Source text:
>>>>

Samples are collected by drilling into the timber. The cores are then polished, analysed and compared to databases of known, overlapping, regional sequences which stretch back from the modern era deep into the past. So long as the dendrochronologist takes enough samples from the principal phases of construction, which can be compared to one another, it is possible to build up a site chronology.
Don’t just trust my word for any of this, though, here is a much better articulation of how dendrochronology works. It was written by Robert Howard and Alison Arnold of the Nottingham Tree-ring Dating Laboratory – an organisation with over 30 years of experience in the field.
The Objections to Dendrochronology

One of the principal objections to dendrochronology is summed up in the first line of this blog article: “Dendrochronology dates the timber, not the building!” The inference is that all dendrochronology can do is tell us when the tree was felled, rather than when work on the building commenced.
Those who object to the accuracy of dendrochronology, in dating specific phases of construction, usually point towards the practice of using “seasoned” timber. They note that the timber may have been stockpiled in a yard for significant periods of time prior to purchase and use.

<<<<

Stored items from a collection
>>>>

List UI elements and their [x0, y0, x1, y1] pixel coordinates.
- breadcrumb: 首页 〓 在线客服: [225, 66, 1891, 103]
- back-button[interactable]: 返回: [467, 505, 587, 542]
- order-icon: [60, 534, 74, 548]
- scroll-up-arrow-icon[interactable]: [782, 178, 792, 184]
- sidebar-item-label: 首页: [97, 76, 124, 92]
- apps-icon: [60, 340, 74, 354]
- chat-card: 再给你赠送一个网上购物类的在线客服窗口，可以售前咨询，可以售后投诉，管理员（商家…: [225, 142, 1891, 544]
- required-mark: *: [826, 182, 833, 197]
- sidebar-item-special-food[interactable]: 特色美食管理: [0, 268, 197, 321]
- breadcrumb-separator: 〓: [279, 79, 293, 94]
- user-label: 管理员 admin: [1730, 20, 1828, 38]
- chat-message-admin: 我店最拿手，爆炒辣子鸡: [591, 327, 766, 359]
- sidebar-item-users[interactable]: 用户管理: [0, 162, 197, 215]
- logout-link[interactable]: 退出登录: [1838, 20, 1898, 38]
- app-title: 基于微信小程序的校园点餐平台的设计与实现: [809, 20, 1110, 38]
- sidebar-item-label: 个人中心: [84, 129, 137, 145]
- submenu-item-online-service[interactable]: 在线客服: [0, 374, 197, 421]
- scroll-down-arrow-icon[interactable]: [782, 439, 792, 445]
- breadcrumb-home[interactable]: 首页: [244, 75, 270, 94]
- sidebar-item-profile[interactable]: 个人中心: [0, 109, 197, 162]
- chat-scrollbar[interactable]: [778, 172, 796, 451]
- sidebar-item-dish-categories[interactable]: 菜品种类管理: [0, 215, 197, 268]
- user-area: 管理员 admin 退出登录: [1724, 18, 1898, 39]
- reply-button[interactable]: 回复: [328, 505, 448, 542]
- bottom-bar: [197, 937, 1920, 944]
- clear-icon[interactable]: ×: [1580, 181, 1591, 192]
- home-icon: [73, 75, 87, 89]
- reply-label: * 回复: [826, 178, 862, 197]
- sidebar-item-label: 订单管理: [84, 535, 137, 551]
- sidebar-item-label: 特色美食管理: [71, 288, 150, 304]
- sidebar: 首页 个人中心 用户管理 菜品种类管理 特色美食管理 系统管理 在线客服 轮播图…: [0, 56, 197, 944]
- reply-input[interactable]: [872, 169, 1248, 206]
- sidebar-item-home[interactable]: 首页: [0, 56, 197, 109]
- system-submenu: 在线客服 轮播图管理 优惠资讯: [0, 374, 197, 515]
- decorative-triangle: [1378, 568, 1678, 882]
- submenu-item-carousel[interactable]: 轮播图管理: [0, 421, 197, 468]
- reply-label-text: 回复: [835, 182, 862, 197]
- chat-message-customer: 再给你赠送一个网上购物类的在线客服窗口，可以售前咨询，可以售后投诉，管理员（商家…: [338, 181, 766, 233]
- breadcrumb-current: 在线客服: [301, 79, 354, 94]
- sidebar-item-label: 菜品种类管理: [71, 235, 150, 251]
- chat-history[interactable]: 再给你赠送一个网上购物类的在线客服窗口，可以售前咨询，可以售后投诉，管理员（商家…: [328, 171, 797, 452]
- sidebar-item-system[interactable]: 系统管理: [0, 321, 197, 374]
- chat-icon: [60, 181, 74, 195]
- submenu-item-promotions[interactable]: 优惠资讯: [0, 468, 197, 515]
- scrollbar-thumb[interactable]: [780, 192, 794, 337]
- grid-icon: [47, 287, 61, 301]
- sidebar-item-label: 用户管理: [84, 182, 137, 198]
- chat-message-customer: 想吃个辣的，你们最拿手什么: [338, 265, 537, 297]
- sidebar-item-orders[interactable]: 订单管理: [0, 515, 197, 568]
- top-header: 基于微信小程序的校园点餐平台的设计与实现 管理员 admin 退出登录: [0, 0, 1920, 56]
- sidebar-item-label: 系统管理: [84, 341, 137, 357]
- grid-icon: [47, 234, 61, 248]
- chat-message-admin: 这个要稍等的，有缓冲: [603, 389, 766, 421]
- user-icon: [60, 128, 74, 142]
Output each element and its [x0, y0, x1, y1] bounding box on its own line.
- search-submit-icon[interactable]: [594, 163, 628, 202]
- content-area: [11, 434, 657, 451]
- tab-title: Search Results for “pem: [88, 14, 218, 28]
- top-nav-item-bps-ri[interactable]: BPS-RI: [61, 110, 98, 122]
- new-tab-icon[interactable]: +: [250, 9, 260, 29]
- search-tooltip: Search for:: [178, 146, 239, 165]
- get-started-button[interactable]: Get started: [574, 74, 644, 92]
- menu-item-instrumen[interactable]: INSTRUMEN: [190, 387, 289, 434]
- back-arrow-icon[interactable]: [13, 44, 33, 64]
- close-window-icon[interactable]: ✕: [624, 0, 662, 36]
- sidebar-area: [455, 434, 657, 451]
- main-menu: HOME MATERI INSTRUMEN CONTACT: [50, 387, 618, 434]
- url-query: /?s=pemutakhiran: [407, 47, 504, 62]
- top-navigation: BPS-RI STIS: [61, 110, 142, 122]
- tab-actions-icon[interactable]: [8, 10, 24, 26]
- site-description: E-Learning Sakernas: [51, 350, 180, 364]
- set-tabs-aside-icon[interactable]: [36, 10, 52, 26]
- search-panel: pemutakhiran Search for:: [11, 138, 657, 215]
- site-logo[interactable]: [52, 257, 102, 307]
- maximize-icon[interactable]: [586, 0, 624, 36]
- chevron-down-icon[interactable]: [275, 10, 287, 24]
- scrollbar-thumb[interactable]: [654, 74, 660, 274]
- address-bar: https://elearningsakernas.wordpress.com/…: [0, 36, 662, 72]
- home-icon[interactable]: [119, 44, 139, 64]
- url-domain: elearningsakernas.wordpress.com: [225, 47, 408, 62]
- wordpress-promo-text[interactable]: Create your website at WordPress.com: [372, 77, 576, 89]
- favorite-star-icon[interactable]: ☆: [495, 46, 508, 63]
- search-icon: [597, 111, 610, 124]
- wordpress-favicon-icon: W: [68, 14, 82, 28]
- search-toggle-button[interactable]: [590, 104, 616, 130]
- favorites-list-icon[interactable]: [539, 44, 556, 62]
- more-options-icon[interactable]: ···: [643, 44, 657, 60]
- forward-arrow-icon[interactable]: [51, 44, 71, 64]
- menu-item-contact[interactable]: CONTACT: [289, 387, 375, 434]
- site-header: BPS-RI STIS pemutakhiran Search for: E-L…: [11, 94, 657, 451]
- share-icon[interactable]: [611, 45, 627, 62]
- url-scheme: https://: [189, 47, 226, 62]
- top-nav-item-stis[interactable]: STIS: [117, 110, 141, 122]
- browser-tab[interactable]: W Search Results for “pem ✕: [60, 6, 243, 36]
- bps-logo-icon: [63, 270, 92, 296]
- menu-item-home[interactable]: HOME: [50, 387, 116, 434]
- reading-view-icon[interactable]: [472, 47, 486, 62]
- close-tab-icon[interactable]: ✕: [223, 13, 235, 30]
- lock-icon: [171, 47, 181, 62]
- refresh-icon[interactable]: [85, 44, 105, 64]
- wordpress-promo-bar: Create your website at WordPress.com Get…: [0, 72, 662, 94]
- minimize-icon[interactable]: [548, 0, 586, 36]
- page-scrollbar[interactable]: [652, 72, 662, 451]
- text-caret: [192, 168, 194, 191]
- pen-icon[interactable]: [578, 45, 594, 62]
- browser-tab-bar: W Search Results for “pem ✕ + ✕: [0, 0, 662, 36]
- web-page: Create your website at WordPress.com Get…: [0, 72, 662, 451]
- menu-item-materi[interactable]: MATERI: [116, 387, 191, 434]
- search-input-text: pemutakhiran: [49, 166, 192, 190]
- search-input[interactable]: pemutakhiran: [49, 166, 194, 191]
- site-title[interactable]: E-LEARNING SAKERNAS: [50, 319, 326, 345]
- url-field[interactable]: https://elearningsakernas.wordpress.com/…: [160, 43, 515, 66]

<<<<

What is being asked: Carry on the passage about dendrochronology from the point where it stops. You can ignore the rows.

Answer to this problem:
The assumption is that the modern-day timber industry was identical to that in the mediaeval or early modern periods: if the timber was stored for several years prior to construction, we cannot date the building according to the felling date.
Others loudly insist that it is impossible for us to be certain that the timbers are not reused. Some go on to say that it is not possible to be 100% certain that a timber was cut down specifically for use in that building and therefore the whole process is undermined – the building cannot be dated. I will deal with both points in the next two sections of the blog.
Mediaeval Carpentry Practices

The key problem with the hypothesis that the timber may have been stockpiled for many years is that it is built upon the belief that modern carpentry practices are the same as they were in the past. Historic carpentry specialists, such as Dan Miles (2014, 12-14), have demonstrated beyond all reasonable doubt that mediaeval carpenters had a decided preference for working with freshly felled “green” timber. This was supple and could be worked or built with relatively easily.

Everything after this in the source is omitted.